**GOAL:**
Look through the records below, and copy out every line that holds the string "Шифр".

(Stored records)
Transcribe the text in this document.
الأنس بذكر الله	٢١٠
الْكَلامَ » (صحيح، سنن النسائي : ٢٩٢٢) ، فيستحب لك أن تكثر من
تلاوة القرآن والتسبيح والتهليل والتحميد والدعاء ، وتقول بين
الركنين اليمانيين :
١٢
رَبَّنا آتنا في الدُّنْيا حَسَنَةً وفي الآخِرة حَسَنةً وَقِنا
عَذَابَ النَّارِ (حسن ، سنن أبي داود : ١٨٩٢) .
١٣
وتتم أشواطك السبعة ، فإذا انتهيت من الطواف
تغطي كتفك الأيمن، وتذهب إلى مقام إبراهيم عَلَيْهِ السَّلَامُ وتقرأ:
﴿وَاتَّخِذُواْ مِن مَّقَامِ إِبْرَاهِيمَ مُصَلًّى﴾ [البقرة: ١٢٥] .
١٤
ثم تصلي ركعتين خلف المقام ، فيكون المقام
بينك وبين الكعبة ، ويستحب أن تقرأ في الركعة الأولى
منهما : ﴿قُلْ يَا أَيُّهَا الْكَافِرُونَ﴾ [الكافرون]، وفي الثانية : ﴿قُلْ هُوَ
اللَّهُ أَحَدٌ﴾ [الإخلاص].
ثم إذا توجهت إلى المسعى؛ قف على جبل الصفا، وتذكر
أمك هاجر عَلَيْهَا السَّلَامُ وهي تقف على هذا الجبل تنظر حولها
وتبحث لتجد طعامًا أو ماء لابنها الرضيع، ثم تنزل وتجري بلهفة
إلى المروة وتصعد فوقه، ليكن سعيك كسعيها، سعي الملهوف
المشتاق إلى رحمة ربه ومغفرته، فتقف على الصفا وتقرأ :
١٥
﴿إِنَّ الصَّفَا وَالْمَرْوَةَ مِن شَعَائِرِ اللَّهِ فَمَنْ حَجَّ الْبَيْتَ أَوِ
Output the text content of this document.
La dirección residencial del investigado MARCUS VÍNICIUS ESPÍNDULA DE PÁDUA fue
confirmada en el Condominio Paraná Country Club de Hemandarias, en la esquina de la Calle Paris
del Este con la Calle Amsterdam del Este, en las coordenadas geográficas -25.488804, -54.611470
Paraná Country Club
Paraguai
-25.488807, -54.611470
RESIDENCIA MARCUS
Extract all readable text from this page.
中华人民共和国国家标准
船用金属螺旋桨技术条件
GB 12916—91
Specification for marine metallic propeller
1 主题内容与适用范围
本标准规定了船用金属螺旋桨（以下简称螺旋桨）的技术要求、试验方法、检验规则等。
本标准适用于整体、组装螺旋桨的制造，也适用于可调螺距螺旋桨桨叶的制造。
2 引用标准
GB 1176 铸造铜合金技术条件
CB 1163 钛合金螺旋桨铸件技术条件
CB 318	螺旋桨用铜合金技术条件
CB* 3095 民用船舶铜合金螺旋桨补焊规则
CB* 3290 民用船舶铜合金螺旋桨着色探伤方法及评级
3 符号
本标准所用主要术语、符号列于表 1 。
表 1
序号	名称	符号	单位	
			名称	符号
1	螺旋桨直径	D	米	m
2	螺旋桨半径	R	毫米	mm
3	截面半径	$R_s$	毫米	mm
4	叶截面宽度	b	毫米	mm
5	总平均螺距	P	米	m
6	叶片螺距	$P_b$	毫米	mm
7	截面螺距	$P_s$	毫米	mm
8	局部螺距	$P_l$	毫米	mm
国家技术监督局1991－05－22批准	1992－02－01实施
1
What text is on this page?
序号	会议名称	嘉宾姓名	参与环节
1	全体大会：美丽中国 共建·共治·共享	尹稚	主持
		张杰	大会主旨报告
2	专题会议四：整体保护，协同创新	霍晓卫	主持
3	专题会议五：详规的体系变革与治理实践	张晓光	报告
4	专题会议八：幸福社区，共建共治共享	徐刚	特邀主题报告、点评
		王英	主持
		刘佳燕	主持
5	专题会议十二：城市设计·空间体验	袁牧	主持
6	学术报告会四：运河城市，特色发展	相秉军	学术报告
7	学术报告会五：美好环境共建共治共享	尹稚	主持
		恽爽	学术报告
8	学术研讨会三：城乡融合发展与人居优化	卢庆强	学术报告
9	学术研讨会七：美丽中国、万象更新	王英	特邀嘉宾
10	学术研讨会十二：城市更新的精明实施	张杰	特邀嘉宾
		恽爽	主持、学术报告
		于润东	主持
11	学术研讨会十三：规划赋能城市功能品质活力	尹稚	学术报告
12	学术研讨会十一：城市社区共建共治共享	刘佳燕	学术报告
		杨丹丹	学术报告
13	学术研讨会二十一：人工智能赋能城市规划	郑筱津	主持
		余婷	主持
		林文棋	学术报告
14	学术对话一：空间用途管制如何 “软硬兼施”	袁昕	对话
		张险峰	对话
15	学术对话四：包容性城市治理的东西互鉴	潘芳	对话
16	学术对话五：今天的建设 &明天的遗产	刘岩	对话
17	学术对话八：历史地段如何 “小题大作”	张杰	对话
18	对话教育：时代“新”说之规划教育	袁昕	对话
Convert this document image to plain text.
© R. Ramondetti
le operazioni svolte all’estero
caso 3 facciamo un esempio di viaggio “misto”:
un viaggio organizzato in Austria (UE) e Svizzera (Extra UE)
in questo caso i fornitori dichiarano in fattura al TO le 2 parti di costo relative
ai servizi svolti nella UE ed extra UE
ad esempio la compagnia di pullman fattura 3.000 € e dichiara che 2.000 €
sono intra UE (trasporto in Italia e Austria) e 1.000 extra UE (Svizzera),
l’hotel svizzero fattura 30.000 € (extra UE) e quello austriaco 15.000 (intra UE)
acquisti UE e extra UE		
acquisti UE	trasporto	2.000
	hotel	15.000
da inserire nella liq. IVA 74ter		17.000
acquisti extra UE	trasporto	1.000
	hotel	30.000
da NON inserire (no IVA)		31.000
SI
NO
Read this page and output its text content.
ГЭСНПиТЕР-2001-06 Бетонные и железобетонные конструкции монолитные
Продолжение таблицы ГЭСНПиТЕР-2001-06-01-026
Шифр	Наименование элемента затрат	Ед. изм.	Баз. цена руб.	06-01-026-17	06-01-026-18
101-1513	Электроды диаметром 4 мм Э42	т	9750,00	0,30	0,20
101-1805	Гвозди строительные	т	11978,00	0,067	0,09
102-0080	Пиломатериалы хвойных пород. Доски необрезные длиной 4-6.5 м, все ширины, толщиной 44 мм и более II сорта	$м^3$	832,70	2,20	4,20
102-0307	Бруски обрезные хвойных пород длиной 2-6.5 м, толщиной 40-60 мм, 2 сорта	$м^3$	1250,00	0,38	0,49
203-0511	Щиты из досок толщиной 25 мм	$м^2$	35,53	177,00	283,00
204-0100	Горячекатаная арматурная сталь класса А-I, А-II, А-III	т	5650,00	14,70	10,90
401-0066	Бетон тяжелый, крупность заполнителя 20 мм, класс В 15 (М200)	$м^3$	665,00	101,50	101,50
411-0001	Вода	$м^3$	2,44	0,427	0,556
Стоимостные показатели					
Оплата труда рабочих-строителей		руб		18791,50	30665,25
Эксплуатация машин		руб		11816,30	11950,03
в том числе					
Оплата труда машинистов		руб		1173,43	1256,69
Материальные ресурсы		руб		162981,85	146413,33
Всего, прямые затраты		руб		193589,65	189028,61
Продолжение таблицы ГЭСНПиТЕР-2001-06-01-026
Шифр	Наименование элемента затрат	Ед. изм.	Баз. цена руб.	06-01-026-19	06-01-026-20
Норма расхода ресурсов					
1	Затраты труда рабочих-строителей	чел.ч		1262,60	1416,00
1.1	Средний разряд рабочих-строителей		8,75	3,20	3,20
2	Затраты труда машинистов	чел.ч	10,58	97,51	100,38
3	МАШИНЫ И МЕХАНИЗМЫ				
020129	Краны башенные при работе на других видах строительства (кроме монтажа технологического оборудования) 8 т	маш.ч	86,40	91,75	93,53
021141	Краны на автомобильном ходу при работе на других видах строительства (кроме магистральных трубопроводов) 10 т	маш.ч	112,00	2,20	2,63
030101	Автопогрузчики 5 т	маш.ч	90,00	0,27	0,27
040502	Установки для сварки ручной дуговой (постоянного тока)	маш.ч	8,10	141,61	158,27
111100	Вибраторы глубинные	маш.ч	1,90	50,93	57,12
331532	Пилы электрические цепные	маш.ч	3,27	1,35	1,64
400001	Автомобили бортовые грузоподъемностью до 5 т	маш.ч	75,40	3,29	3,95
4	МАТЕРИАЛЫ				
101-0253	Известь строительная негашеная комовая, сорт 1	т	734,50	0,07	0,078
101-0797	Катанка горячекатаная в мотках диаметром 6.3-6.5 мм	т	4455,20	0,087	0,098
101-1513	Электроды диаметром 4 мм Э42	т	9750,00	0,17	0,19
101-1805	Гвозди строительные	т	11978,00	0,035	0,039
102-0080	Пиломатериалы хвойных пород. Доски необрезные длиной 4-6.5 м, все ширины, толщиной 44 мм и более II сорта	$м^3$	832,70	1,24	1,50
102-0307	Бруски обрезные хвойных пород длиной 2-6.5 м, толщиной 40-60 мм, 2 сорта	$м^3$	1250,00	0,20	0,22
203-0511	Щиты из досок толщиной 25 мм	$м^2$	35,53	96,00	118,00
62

**SOLUTION TO THIS EXERCISE:**
Шифр	Наименование элемента затрат	Ед. изм.	Баз. цена руб.	06-01-026-17	06-01-026-18
Шифр	Наименование элемента затрат	Ед. изм.	Баз. цена руб.	06-01-026-19	06-01-026-20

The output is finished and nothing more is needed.